* **GIVEN INSTRUCTION**
Retype the records below exactly as they appear.

* **WORKING DATA**
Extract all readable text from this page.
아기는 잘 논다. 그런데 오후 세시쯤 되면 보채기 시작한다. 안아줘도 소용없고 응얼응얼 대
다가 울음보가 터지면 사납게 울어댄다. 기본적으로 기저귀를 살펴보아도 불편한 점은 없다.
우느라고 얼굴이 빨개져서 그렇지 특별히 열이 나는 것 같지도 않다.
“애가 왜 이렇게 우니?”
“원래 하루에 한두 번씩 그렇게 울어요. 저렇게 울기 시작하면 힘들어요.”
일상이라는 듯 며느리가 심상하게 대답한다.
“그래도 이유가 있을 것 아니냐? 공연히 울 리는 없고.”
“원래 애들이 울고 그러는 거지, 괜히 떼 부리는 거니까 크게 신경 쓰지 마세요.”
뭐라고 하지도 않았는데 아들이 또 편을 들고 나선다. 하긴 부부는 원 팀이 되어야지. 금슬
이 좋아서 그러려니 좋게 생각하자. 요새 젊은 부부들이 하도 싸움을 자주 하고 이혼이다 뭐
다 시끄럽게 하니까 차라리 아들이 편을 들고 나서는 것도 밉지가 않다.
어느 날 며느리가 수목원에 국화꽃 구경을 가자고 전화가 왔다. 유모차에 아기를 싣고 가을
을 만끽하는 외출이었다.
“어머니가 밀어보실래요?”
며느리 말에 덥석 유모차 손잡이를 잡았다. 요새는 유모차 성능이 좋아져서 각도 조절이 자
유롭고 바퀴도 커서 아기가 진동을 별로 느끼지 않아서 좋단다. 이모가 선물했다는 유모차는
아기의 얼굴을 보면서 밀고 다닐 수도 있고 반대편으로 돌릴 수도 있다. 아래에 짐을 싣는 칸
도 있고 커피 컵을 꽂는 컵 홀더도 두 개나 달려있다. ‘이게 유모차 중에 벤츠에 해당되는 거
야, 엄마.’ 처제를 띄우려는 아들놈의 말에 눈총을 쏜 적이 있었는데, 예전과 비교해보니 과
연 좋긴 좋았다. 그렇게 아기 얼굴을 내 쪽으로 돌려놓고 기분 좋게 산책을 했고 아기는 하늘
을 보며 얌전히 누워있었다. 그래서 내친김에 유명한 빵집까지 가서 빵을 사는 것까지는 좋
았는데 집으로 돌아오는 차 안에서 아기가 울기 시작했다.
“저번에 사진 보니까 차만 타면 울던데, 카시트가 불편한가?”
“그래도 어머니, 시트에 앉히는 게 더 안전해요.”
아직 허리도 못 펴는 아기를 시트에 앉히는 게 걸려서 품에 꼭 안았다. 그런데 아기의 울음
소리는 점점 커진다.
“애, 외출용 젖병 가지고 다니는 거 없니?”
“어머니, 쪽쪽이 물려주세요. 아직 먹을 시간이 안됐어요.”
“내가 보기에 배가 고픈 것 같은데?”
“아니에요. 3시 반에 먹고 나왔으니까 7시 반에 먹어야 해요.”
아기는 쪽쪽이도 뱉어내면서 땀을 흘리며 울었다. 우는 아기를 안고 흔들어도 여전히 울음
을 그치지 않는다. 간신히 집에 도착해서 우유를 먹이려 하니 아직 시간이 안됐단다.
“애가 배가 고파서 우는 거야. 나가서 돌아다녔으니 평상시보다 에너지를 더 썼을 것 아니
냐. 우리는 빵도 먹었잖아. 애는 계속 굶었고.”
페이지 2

* **FINISHED ANSWER**
Extract all readable text from this page.
아기는 잘 논다. 그런데 오후 세시쯤 되면 보채기 시작한다. 안아줘도 소용없고 응얼응얼 대
다가 울음보가 터지면 사납게 울어댄다. 기본적으로 기저귀를 살펴보아도 불편한 점은 없다.
우느라고 얼굴이 빨개져서 그렇지 특별히 열이 나는 것 같지도 않다.
“애가 왜 이렇게 우니?”
“원래 하루에 한두 번씩 그렇게 울어요. 저렇게 울기 시작하면 힘들어요.”
일상이라는 듯 며느리가 심상하게 대답한다.
“그래도 이유가 있을 것 아니냐? 공연히 울 리는 없고.”
“원래 애들이 울고 그러는 거지, 괜히 떼 부리는 거니까 크게 신경 쓰지 마세요.”
뭐라고 하지도 않았는데 아들이 또 편을 들고 나선다. 하긴 부부는 원 팀이 되어야지. 금슬
이 좋아서 그러려니 좋게 생각하자. 요새 젊은 부부들이 하도 싸움을 자주 하고 이혼이다 뭐
다 시끄럽게 하니까 차라리 아들이 편을 들고 나서는 것도 밉지가 않다.
어느 날 며느리가 수목원에 국화꽃 구경을 가자고 전화가 왔다. 유모차에 아기를 싣고 가을
을 만끽하는 외출이었다.
“어머니가 밀어보실래요?”
며느리 말에 덥석 유모차 손잡이를 잡았다. 요새는 유모차 성능이 좋아져서 각도 조절이 자
유롭고 바퀴도 커서 아기가 진동을 별로 느끼지 않아서 좋단다. 이모가 선물했다는 유모차는
아기의 얼굴을 보면서 밀고 다닐 수도 있고 반대편으로 돌릴 수도 있다. 아래에 짐을 싣는 칸
도 있고 커피 컵을 꽂는 컵 홀더도 두 개나 달려있다. ‘이게 유모차 중에 벤츠에 해당되는 거
야, 엄마.’ 처제를 띄우려는 아들놈의 말에 눈총을 쏜 적이 있었는데, 예전과 비교해보니 과
연 좋긴 좋았다. 그렇게 아기 얼굴을 내 쪽으로 돌려놓고 기분 좋게 산책을 했고 아기는 하늘
을 보며 얌전히 누워있었다. 그래서 내친김에 유명한 빵집까지 가서 빵을 사는 것까지는 좋
았는데 집으로 돌아오는 차 안에서 아기가 울기 시작했다.
“저번에 사진 보니까 차만 타면 울던데, 카시트가 불편한가?”
“그래도 어머니, 시트에 앉히는 게 더 안전해요.”
아직 허리도 못 펴는 아기를 시트에 앉히는 게 걸려서 품에 꼭 안았다. 그런데 아기의 울음
소리는 점점 커진다.
“애, 외출용 젖병 가지고 다니는 거 없니?”
“어머니, 쪽쪽이 물려주세요. 아직 먹을 시간이 안됐어요.”
“내가 보기에 배가 고픈 것 같은데?”
“아니에요. 3시 반에 먹고 나왔으니까 7시 반에 먹어야 해요.”
아기는 쪽쪽이도 뱉어내면서 땀을 흘리며 울었다. 우는 아기를 안고 흔들어도 여전히 울음
을 그치지 않는다. 간신히 집에 도착해서 우유를 먹이려 하니 아직 시간이 안됐단다.
“애가 배가 고파서 우는 거야. 나가서 돌아다녔으니 평상시보다 에너지를 더 썼을 것 아니
냐. 우리는 빵도 먹었잖아. 애는 계속 굶었고.”
페이지 2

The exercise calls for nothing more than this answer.